What is needed: Write out each line that follows exactly as it stands, without the pictures.

* begin Extracted information *

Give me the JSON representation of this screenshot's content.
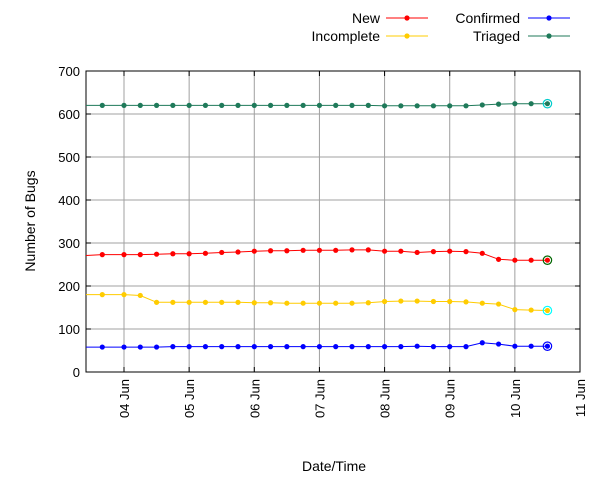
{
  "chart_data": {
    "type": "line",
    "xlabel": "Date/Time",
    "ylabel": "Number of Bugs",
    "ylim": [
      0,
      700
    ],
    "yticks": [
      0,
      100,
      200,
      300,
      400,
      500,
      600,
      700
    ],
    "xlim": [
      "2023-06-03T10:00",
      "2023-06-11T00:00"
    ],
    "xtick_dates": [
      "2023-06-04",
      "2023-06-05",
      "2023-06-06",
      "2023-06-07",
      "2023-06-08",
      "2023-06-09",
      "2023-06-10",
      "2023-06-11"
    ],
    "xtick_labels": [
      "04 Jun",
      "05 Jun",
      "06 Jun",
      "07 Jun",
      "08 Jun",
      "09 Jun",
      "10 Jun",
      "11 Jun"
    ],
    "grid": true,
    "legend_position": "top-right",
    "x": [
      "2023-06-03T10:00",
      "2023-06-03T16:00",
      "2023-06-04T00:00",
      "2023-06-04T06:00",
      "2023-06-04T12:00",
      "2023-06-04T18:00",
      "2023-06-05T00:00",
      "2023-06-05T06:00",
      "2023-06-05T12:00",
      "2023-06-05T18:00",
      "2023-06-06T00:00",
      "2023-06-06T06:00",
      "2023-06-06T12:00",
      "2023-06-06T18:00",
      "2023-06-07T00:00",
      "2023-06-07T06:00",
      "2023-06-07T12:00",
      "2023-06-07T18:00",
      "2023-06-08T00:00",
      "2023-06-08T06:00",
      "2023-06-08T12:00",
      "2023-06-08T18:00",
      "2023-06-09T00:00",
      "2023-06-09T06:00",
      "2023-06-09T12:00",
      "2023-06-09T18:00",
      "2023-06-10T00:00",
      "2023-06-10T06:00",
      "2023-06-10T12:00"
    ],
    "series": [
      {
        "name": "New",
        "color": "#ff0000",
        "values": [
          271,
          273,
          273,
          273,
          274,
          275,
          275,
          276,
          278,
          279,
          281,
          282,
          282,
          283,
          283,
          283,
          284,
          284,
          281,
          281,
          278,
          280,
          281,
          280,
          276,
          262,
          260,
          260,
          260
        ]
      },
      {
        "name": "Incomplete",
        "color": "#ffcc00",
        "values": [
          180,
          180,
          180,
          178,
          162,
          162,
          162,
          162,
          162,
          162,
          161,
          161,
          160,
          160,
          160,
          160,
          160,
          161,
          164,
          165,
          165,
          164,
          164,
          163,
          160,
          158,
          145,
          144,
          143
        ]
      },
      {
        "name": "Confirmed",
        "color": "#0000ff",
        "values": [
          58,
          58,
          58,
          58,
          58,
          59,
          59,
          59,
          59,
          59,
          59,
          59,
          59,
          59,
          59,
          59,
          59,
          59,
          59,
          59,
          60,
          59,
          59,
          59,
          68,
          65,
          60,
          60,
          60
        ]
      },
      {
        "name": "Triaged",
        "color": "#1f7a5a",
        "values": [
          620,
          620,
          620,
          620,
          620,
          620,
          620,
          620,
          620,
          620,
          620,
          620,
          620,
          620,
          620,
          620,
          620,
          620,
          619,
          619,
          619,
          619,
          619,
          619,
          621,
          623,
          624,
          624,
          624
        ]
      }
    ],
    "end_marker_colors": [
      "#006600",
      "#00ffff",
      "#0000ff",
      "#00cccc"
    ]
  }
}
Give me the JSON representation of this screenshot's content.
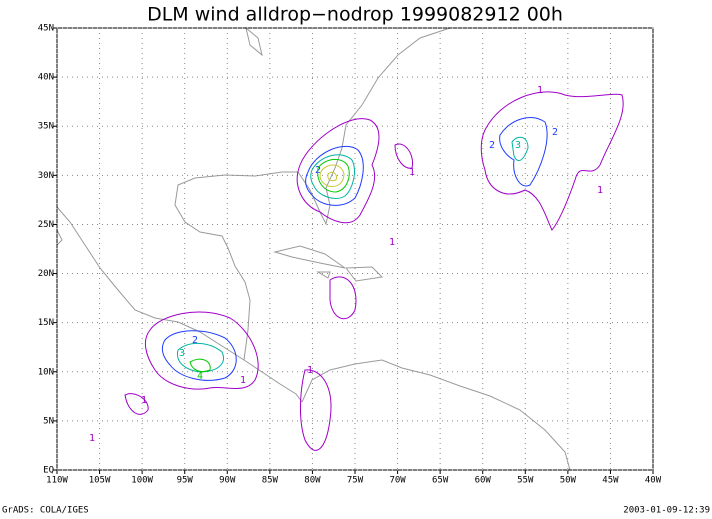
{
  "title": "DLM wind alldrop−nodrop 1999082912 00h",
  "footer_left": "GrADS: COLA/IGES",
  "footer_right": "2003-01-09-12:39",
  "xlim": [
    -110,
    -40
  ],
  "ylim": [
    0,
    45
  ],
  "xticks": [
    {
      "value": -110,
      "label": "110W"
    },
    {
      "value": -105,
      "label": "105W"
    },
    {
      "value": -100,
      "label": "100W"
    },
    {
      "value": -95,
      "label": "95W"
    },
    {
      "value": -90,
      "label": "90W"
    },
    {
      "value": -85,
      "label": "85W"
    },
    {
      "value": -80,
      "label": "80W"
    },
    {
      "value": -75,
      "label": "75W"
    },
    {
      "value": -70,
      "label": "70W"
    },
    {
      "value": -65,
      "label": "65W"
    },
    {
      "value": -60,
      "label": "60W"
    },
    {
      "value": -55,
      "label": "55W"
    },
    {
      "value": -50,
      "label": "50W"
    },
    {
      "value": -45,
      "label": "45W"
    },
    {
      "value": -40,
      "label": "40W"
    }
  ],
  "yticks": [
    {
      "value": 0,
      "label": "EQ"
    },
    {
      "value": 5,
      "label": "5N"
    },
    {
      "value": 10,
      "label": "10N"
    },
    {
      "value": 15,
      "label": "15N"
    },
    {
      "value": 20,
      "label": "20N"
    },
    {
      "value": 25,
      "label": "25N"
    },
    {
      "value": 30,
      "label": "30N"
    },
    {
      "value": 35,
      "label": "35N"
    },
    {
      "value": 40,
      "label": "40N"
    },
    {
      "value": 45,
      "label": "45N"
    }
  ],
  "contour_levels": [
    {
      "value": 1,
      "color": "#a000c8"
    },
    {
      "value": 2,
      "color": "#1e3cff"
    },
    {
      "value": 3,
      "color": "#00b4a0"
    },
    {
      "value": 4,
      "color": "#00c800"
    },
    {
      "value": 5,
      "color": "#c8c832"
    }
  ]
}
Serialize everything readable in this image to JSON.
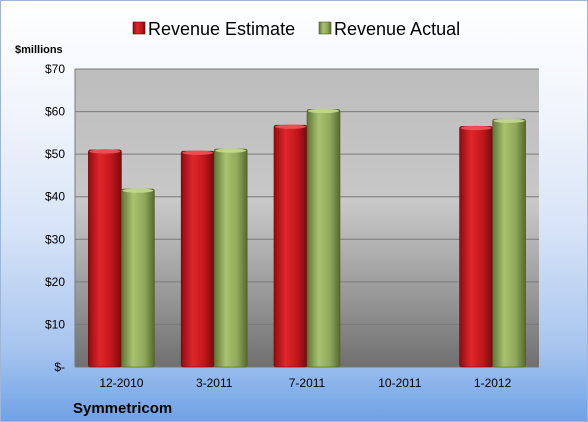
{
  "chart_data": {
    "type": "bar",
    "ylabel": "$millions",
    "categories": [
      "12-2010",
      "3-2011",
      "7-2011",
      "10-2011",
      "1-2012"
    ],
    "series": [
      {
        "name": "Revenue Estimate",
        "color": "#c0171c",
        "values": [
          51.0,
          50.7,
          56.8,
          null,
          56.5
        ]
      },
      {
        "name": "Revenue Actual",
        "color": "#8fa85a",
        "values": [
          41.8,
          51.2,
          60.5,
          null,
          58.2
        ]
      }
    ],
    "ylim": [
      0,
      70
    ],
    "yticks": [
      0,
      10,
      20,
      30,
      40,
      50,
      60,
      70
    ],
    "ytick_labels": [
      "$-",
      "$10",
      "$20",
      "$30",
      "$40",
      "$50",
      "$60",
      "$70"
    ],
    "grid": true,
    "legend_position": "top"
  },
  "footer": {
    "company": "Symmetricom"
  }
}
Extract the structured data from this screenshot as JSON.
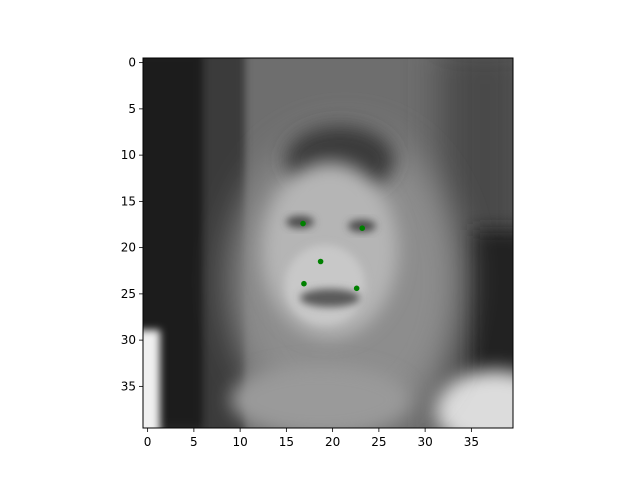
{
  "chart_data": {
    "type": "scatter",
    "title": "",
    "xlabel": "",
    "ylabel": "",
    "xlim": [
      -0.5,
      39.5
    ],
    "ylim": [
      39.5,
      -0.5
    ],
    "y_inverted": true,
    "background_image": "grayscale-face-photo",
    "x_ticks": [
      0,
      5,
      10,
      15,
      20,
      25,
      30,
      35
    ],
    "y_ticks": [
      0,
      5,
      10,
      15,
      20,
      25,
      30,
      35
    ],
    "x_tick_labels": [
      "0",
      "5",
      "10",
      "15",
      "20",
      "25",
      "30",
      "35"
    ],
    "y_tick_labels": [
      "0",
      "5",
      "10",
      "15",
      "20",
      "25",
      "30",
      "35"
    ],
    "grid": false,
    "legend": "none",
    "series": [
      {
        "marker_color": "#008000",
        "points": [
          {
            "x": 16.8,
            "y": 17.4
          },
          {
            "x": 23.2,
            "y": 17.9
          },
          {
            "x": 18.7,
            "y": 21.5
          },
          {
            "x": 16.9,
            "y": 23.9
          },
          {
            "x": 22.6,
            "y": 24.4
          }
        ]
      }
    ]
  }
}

* end Extracted information *

Output for this task:
Give me the JSON representation of this screenshot's content.
{
  "chart_data": {
    "type": "line",
    "xlabel": "Date/Time",
    "ylabel": "Number of Bugs",
    "ylim": [
      0,
      700
    ],
    "yticks": [
      0,
      100,
      200,
      300,
      400,
      500,
      600,
      700
    ],
    "xlim": [
      "2023-06-03T10:00",
      "2023-06-11T00:00"
    ],
    "xtick_dates": [
      "2023-06-04",
      "2023-06-05",
      "2023-06-06",
      "2023-06-07",
      "2023-06-08",
      "2023-06-09",
      "2023-06-10",
      "2023-06-11"
    ],
    "xtick_labels": [
      "04 Jun",
      "05 Jun",
      "06 Jun",
      "07 Jun",
      "08 Jun",
      "09 Jun",
      "10 Jun",
      "11 Jun"
    ],
    "grid": true,
    "legend_position": "top-right",
    "x": [
      "2023-06-03T10:00",
      "2023-06-03T16:00",
      "2023-06-04T00:00",
      "2023-06-04T06:00",
      "2023-06-04T12:00",
      "2023-06-04T18:00",
      "2023-06-05T00:00",
      "2023-06-05T06:00",
      "2023-06-05T12:00",
      "2023-06-05T18:00",
      "2023-06-06T00:00",
      "2023-06-06T06:00",
      "2023-06-06T12:00",
      "2023-06-06T18:00",
      "2023-06-07T00:00",
      "2023-06-07T06:00",
      "2023-06-07T12:00",
      "2023-06-07T18:00",
      "2023-06-08T00:00",
      "2023-06-08T06:00",
      "2023-06-08T12:00",
      "2023-06-08T18:00",
      "2023-06-09T00:00",
      "2023-06-09T06:00",
      "2023-06-09T12:00",
      "2023-06-09T18:00",
      "2023-06-10T00:00",
      "2023-06-10T06:00",
      "2023-06-10T12:00"
    ],
    "series": [
      {
        "name": "New",
        "color": "#ff0000",
        "values": [
          271,
          273,
          273,
          273,
          274,
          275,
          275,
          276,
          278,
          279,
          281,
          282,
          282,
          283,
          283,
          283,
          284,
          284,
          281,
          281,
          278,
          280,
          281,
          280,
          276,
          262,
          260,
          260,
          260
        ]
      },
      {
        "name": "Incomplete",
        "color": "#ffcc00",
        "values": [
          180,
          180,
          180,
          178,
          162,
          162,
          162,
          162,
          162,
          162,
          161,
          161,
          160,
          160,
          160,
          160,
          160,
          161,
          164,
          165,
          165,
          164,
          164,
          163,
          160,
          158,
          145,
          144,
          143
        ]
      },
      {
        "name": "Confirmed",
        "color": "#0000ff",
        "values": [
          58,
          58,
          58,
          58,
          58,
          59,
          59,
          59,
          59,
          59,
          59,
          59,
          59,
          59,
          59,
          59,
          59,
          59,
          59,
          59,
          60,
          59,
          59,
          59,
          68,
          65,
          60,
          60,
          60
        ]
      },
      {
        "name": "Triaged",
        "color": "#1f7a5a",
        "values": [
          620,
          620,
          620,
          620,
          620,
          620,
          620,
          620,
          620,
          620,
          620,
          620,
          620,
          620,
          620,
          620,
          620,
          620,
          619,
          619,
          619,
          619,
          619,
          619,
          621,
          623,
          624,
          624,
          624
        ]
      }
    ],
    "end_marker_colors": [
      "#006600",
      "#00ffff",
      "#0000ff",
      "#00cccc"
    ]
  }
}
Give me the JSON representation of this screenshot's content.
{
  "title": "DLM wind alldrop−nodrop 1999082912 00h",
  "footer_left": "GrADS: COLA/IGES",
  "footer_right": "2003-01-09-12:39",
  "xlim": [
    -110,
    -40
  ],
  "ylim": [
    0,
    45
  ],
  "xticks": [
    {
      "value": -110,
      "label": "110W"
    },
    {
      "value": -105,
      "label": "105W"
    },
    {
      "value": -100,
      "label": "100W"
    },
    {
      "value": -95,
      "label": "95W"
    },
    {
      "value": -90,
      "label": "90W"
    },
    {
      "value": -85,
      "label": "85W"
    },
    {
      "value": -80,
      "label": "80W"
    },
    {
      "value": -75,
      "label": "75W"
    },
    {
      "value": -70,
      "label": "70W"
    },
    {
      "value": -65,
      "label": "65W"
    },
    {
      "value": -60,
      "label": "60W"
    },
    {
      "value": -55,
      "label": "55W"
    },
    {
      "value": -50,
      "label": "50W"
    },
    {
      "value": -45,
      "label": "45W"
    },
    {
      "value": -40,
      "label": "40W"
    }
  ],
  "yticks": [
    {
      "value": 0,
      "label": "EQ"
    },
    {
      "value": 5,
      "label": "5N"
    },
    {
      "value": 10,
      "label": "10N"
    },
    {
      "value": 15,
      "label": "15N"
    },
    {
      "value": 20,
      "label": "20N"
    },
    {
      "value": 25,
      "label": "25N"
    },
    {
      "value": 30,
      "label": "30N"
    },
    {
      "value": 35,
      "label": "35N"
    },
    {
      "value": 40,
      "label": "40N"
    },
    {
      "value": 45,
      "label": "45N"
    }
  ],
  "contour_levels": [
    {
      "value": 1,
      "color": "#a000c8"
    },
    {
      "value": 2,
      "color": "#1e3cff"
    },
    {
      "value": 3,
      "color": "#00b4a0"
    },
    {
      "value": 4,
      "color": "#00c800"
    },
    {
      "value": 5,
      "color": "#c8c832"
    }
  ]
}
Serialize everything readable in this image to JSON.
{
  "chart_data": {
    "type": "bar",
    "ylabel": "$millions",
    "categories": [
      "12-2010",
      "3-2011",
      "7-2011",
      "10-2011",
      "1-2012"
    ],
    "series": [
      {
        "name": "Revenue Estimate",
        "color": "#c0171c",
        "values": [
          51.0,
          50.7,
          56.8,
          null,
          56.5
        ]
      },
      {
        "name": "Revenue Actual",
        "color": "#8fa85a",
        "values": [
          41.8,
          51.2,
          60.5,
          null,
          58.2
        ]
      }
    ],
    "ylim": [
      0,
      70
    ],
    "yticks": [
      0,
      10,
      20,
      30,
      40,
      50,
      60,
      70
    ],
    "ytick_labels": [
      "$-",
      "$10",
      "$20",
      "$30",
      "$40",
      "$50",
      "$60",
      "$70"
    ],
    "grid": true,
    "legend_position": "top"
  },
  "footer": {
    "company": "Symmetricom"
  }
}
Extract the structured data from this screenshot as JSON.
{
  "chart_data": {
    "type": "scatter",
    "title": "",
    "xlabel": "",
    "ylabel": "",
    "xlim": [
      -0.5,
      39.5
    ],
    "ylim": [
      39.5,
      -0.5
    ],
    "y_inverted": true,
    "background_image": "grayscale-face-photo",
    "x_ticks": [
      0,
      5,
      10,
      15,
      20,
      25,
      30,
      35
    ],
    "y_ticks": [
      0,
      5,
      10,
      15,
      20,
      25,
      30,
      35
    ],
    "x_tick_labels": [
      "0",
      "5",
      "10",
      "15",
      "20",
      "25",
      "30",
      "35"
    ],
    "y_tick_labels": [
      "0",
      "5",
      "10",
      "15",
      "20",
      "25",
      "30",
      "35"
    ],
    "grid": false,
    "legend": "none",
    "series": [
      {
        "marker_color": "#008000",
        "points": [
          {
            "x": 16.8,
            "y": 17.4
          },
          {
            "x": 23.2,
            "y": 17.9
          },
          {
            "x": 18.7,
            "y": 21.5
          },
          {
            "x": 16.9,
            "y": 23.9
          },
          {
            "x": 22.6,
            "y": 24.4
          }
        ]
      }
    ]
  }
}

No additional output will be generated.